TASK DIRECTIONS: Give nothing except the number of lines containing the word "that".

(Recorded data)

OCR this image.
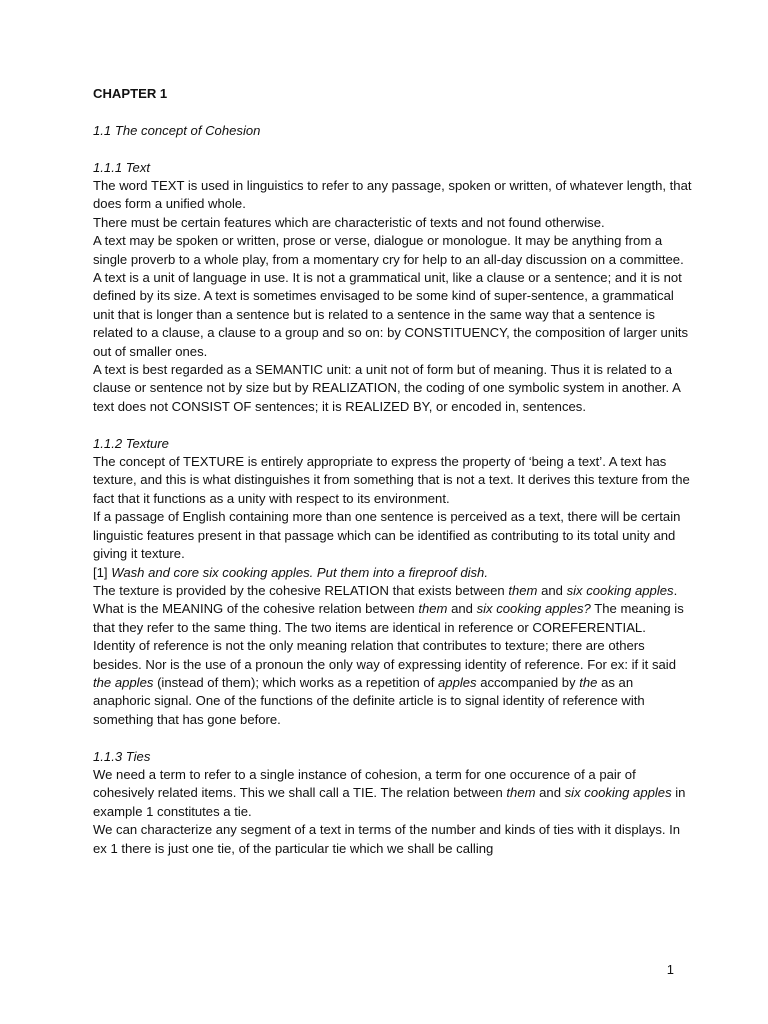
CHAPTER 1

1.1 The concept of Cohesion

1.1.1 Text

The word TEXT is used in linguistics to refer to any passage, spoken or written, of whatever length, that does form a unified whole.

There must be certain features which are characteristic of texts and not found otherwise.

A text may be spoken or written, prose or verse, dialogue or monologue. It may be anything from a single proverb to a whole play, from a momentary cry for help to an all-day discussion on a committee.

A text is a unit of language in use. It is not a grammatical unit, like a clause or a sentence; and it is not defined by its size. A text is sometimes envisaged to be some kind of super-sentence, a grammatical unit that is longer than a sentence but is related to a sentence in the same way that a sentence is related to a clause, a clause to a group and so on: by CONSTITUENCY, the composition of larger units out of smaller ones.

A text is best regarded as a SEMANTIC unit: a unit not of form but of meaning. Thus it is related to a clause or sentence not by size but by REALIZATION, the coding of one symbolic system in another. A text does not CONSIST OF sentences; it is REALIZED BY, or encoded in, sentences.

1.1.2 Texture

The concept of TEXTURE is entirely appropriate to express the property of ‘being a text’. A text has texture, and this is what distinguishes it from something that is not a text. It derives this texture from the fact that it functions as a unity with respect to its environment.

If a passage of English containing more than one sentence is perceived as a text, there will be certain linguistic features present in that passage which can be identified as contributing to its total unity and giving it texture.

[1] Wash and core six cooking apples. Put them into a fireproof dish.

The texture is provided by the cohesive RELATION that exists between them and six cooking apples.

What is the MEANING of the cohesive relation between them and six cooking apples? The meaning is that they refer to the same thing. The two items are identical in reference or COREFERENTIAL.

Identity of reference is not the only meaning relation that contributes to texture; there are others besides. Nor is the use of a pronoun the only way of expressing identity of reference. For ex: if it said the apples (instead of them); which works as a repetition of apples accompanied by the as an anaphoric signal. One of the functions of the definite article is to signal identity of reference with something that has gone before.

1.1.3 Ties

We need a term to refer to a single instance of cohesion, a term for one occurence of a pair of cohesively related items. This we shall call a TIE. The relation between them and six cooking apples in example 1 constitutes a tie.

We can characterize any segment of a text in terms of the number and kinds of ties with it displays. In ex 1 there is just one tie, of the particular tie which we shall be calling

1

RESULT: 7